--- Start of EXTRACTED MATERIAL ---

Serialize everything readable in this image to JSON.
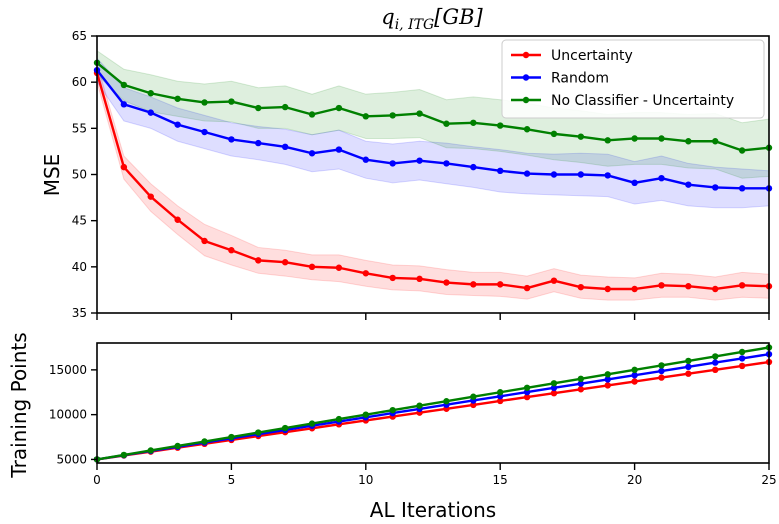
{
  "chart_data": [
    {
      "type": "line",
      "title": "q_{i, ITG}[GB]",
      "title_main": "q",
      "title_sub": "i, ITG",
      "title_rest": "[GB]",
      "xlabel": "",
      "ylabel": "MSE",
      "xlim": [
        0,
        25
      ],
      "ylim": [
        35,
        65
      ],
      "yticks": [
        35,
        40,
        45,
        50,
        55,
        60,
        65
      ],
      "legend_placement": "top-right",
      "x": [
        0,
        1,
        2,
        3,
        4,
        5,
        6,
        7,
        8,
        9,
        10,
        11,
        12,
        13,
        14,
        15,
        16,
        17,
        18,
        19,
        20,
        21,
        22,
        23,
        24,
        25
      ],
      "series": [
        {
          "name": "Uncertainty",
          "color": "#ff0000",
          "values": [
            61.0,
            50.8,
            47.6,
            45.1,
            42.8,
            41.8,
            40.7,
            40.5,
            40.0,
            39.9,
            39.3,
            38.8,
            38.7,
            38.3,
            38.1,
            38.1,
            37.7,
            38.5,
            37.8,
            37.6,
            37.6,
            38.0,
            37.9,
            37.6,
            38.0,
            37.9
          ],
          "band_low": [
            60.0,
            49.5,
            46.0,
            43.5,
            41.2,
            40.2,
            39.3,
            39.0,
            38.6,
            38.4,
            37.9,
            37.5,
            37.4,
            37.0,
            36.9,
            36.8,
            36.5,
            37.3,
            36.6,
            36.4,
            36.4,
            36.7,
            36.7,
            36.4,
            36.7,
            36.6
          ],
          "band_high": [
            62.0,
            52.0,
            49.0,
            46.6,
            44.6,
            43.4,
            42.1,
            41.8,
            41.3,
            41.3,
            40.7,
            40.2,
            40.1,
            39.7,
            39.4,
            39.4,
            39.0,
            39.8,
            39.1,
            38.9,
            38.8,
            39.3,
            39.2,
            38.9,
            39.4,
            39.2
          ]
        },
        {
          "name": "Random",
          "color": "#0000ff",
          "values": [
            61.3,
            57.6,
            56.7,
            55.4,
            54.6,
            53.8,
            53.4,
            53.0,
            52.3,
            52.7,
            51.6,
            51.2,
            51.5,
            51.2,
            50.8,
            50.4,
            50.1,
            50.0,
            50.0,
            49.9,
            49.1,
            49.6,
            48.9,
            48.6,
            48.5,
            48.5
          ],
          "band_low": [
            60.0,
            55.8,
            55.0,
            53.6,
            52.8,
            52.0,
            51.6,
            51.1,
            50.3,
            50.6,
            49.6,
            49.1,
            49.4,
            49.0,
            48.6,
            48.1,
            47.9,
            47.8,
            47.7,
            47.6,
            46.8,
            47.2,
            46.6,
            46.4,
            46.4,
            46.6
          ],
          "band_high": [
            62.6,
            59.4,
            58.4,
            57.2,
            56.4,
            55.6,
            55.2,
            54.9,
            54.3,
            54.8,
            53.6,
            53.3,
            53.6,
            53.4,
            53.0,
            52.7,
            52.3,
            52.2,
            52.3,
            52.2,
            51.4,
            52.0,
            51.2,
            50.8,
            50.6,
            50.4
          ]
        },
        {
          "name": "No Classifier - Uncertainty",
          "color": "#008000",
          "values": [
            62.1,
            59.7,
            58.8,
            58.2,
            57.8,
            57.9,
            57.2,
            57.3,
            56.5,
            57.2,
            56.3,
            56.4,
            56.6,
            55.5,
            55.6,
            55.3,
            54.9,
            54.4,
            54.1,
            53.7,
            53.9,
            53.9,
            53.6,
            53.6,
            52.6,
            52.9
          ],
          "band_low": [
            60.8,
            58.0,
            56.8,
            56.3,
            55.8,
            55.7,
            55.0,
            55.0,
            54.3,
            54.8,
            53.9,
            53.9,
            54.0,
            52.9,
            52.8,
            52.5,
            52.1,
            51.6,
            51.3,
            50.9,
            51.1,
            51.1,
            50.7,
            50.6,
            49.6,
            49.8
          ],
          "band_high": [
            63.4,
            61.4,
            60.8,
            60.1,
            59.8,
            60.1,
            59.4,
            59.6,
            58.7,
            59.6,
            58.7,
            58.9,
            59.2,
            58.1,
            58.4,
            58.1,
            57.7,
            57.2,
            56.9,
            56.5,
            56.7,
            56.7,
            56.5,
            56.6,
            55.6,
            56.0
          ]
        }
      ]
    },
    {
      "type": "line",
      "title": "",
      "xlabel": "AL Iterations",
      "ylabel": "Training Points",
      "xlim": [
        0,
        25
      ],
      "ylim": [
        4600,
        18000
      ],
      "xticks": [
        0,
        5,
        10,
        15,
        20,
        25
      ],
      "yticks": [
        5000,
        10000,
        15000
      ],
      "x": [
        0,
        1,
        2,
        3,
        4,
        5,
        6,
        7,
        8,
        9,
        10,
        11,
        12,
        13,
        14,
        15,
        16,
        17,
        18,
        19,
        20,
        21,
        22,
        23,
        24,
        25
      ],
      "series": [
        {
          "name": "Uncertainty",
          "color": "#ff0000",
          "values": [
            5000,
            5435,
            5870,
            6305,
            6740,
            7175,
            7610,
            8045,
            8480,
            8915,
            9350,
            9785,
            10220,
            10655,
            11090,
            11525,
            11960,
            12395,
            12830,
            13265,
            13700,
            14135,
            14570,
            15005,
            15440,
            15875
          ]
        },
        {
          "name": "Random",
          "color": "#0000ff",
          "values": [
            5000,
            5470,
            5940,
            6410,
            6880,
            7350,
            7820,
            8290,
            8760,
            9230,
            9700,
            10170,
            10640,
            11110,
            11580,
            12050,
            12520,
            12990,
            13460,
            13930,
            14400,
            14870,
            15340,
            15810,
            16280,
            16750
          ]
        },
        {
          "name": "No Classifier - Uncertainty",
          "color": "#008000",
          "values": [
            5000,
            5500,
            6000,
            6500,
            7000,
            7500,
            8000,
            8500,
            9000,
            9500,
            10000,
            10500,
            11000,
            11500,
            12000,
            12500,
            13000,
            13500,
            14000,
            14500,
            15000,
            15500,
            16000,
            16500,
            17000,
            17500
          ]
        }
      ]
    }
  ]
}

--- End of EXTRACTED MATERIAL ---
--- Start of EXTRACTED MATERIAL ---

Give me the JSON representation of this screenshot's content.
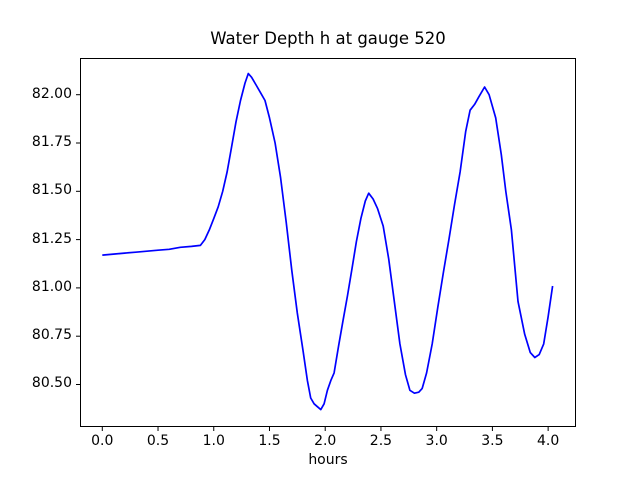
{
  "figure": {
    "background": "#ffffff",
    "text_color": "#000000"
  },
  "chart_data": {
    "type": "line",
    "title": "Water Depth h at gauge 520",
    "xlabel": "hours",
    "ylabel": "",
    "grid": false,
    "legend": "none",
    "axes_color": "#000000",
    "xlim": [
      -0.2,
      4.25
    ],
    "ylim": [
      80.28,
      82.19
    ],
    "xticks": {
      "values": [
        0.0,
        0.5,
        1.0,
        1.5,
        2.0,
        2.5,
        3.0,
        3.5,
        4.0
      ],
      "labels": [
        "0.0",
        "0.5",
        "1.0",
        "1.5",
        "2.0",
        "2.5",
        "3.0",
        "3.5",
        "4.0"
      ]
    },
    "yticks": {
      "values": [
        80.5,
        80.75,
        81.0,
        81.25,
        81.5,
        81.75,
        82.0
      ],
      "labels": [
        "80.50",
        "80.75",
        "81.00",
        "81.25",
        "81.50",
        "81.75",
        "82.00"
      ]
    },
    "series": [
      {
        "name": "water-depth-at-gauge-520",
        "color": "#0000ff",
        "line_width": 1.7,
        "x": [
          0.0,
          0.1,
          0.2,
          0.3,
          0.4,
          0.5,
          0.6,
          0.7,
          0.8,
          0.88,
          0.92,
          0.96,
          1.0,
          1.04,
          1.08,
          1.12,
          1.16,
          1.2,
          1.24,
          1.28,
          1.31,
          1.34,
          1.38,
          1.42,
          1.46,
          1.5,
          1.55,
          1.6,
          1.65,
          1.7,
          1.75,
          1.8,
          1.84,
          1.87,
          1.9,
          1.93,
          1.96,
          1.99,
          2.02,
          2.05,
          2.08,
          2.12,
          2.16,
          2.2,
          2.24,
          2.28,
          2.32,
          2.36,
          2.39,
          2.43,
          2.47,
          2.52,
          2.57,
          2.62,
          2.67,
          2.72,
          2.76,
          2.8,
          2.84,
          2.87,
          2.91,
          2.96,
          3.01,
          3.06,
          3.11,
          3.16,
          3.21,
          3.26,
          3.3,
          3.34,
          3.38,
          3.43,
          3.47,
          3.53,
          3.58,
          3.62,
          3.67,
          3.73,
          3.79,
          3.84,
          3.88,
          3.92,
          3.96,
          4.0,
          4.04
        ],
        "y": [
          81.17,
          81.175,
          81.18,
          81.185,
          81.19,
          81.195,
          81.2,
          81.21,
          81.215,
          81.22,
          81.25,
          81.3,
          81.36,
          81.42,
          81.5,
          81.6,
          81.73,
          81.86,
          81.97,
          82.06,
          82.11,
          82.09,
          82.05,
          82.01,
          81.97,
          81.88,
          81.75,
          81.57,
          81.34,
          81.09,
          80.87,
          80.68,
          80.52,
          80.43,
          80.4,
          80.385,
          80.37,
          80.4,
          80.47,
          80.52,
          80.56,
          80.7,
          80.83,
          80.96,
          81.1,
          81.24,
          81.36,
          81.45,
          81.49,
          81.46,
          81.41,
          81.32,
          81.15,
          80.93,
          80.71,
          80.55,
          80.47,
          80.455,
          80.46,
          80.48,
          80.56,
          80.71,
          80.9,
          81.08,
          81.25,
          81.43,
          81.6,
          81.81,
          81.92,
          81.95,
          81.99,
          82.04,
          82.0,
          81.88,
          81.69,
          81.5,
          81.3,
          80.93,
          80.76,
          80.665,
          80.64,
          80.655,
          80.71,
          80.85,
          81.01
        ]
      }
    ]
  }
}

--- End of EXTRACTED MATERIAL ---

Reproduce each line of the material containing the word "xlabel".

• _PROBLEM SOLUTION_
      "xlabel": "",
      "xlabel": "AL Iterations",
    "xlabel": "hours",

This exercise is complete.